## Exercise directions
Make an exact copy of all the entries, but do not reproduce the pictures.

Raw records

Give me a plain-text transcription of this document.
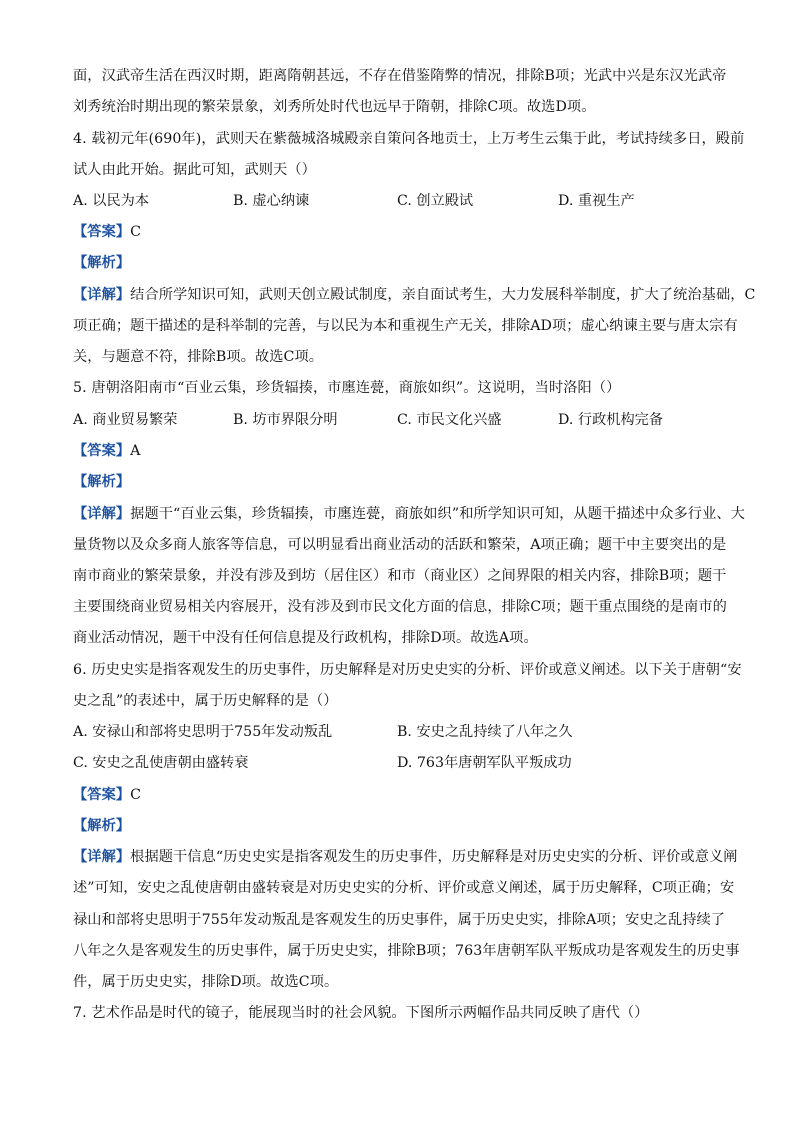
面，汉武帝生活在西汉时期，距离隋朝甚远，不存在借鉴隋弊的情况，排除B项；光武中兴是东汉光武帝
刘秀统治时期出现的繁荣景象，刘秀所处时代也远早于隋朝，排除C项。故选D项。
4. 载初元年(690年)，武则天在紫薇城洛城殿亲自策问各地贡士，上万考生云集于此，考试持续多日，殿前
试人由此开始。据此可知，武则天（）
A. 以民为本	B. 虚心纳谏	C. 创立殿试	D. 重视生产
【答案】C
【解析】
【详解】结合所学知识可知，武则天创立殿试制度，亲自面试考生，大力发展科举制度，扩大了统治基础，C
项正确；题干描述的是科举制的完善，与以民为本和重视生产无关，排除AD项；虚心纳谏主要与唐太宗有
关，与题意不符，排除B项。故选C项。
5. 唐朝洛阳南市“百业云集，珍货辐揍，市廛连甍，商旅如织”。这说明，当时洛阳（）
A. 商业贸易繁荣	B. 坊市界限分明	C. 市民文化兴盛	D. 行政机构完备
【答案】A
【解析】
【详解】据题干“百业云集，珍货辐揍，市廛连甍，商旅如织”和所学知识可知，从题干描述中众多行业、大
量货物以及众多商人旅客等信息，可以明显看出商业活动的活跃和繁荣，A项正确；题干中主要突出的是
南市商业的繁荣景象，并没有涉及到坊（居住区）和市（商业区）之间界限的相关内容，排除B项；题干
主要围绕商业贸易相关内容展开，没有涉及到市民文化方面的信息，排除C项；题干重点围绕的是南市的
商业活动情况，题干中没有任何信息提及行政机构，排除D项。故选A项。
6. 历史史实是指客观发生的历史事件，历史解释是对历史史实的分析、评价或意义阐述。以下关于唐朝“安
史之乱”的表述中，属于历史解释的是（）
A. 安禄山和部将史思明于755年发动叛乱	B. 安史之乱持续了八年之久
C. 安史之乱使唐朝由盛转衰	D. 763年唐朝军队平叛成功
【答案】C
【解析】
【详解】根据题干信息“历史史实是指客观发生的历史事件，历史解释是对历史史实的分析、评价或意义阐
述”可知，安史之乱使唐朝由盛转衰是对历史史实的分析、评价或意义阐述，属于历史解释，C项正确；安
禄山和部将史思明于755年发动叛乱是客观发生的历史事件，属于历史史实，排除A项；安史之乱持续了
八年之久是客观发生的历史事件，属于历史史实，排除B项；763年唐朝军队平叛成功是客观发生的历史事
件，属于历史史实，排除D项。故选C项。
7. 艺术作品是时代的镜子，能展现当时的社会风貌。下图所示两幅作品共同反映了唐代（）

## Exercise output
Give me a plain-text transcription of this document.
面，汉武帝生活在西汉时期，距离隋朝甚远，不存在借鉴隋弊的情况，排除B项；光武中兴是东汉光武帝
刘秀统治时期出现的繁荣景象，刘秀所处时代也远早于隋朝，排除C项。故选D项。
4. 载初元年(690年)，武则天在紫薇城洛城殿亲自策问各地贡士，上万考生云集于此，考试持续多日，殿前
试人由此开始。据此可知，武则天（）
A. 以民为本	B. 虚心纳谏	C. 创立殿试	D. 重视生产
【答案】C
【解析】
【详解】结合所学知识可知，武则天创立殿试制度，亲自面试考生，大力发展科举制度，扩大了统治基础，C
项正确；题干描述的是科举制的完善，与以民为本和重视生产无关，排除AD项；虚心纳谏主要与唐太宗有
关，与题意不符，排除B项。故选C项。
5. 唐朝洛阳南市“百业云集，珍货辐揍，市廛连甍，商旅如织”。这说明，当时洛阳（）
A. 商业贸易繁荣	B. 坊市界限分明	C. 市民文化兴盛	D. 行政机构完备
【答案】A
【解析】
【详解】据题干“百业云集，珍货辐揍，市廛连甍，商旅如织”和所学知识可知，从题干描述中众多行业、大
量货物以及众多商人旅客等信息，可以明显看出商业活动的活跃和繁荣，A项正确；题干中主要突出的是
南市商业的繁荣景象，并没有涉及到坊（居住区）和市（商业区）之间界限的相关内容，排除B项；题干
主要围绕商业贸易相关内容展开，没有涉及到市民文化方面的信息，排除C项；题干重点围绕的是南市的
商业活动情况，题干中没有任何信息提及行政机构，排除D项。故选A项。
6. 历史史实是指客观发生的历史事件，历史解释是对历史史实的分析、评价或意义阐述。以下关于唐朝“安
史之乱”的表述中，属于历史解释的是（）
A. 安禄山和部将史思明于755年发动叛乱	B. 安史之乱持续了八年之久
C. 安史之乱使唐朝由盛转衰	D. 763年唐朝军队平叛成功
【答案】C
【解析】
【详解】根据题干信息“历史史实是指客观发生的历史事件，历史解释是对历史史实的分析、评价或意义阐
述”可知，安史之乱使唐朝由盛转衰是对历史史实的分析、评价或意义阐述，属于历史解释，C项正确；安
禄山和部将史思明于755年发动叛乱是客观发生的历史事件，属于历史史实，排除A项；安史之乱持续了
八年之久是客观发生的历史事件，属于历史史实，排除B项；763年唐朝军队平叛成功是客观发生的历史事
件，属于历史史实，排除D项。故选C项。
7. 艺术作品是时代的镜子，能展现当时的社会风貌。下图所示两幅作品共同反映了唐代（）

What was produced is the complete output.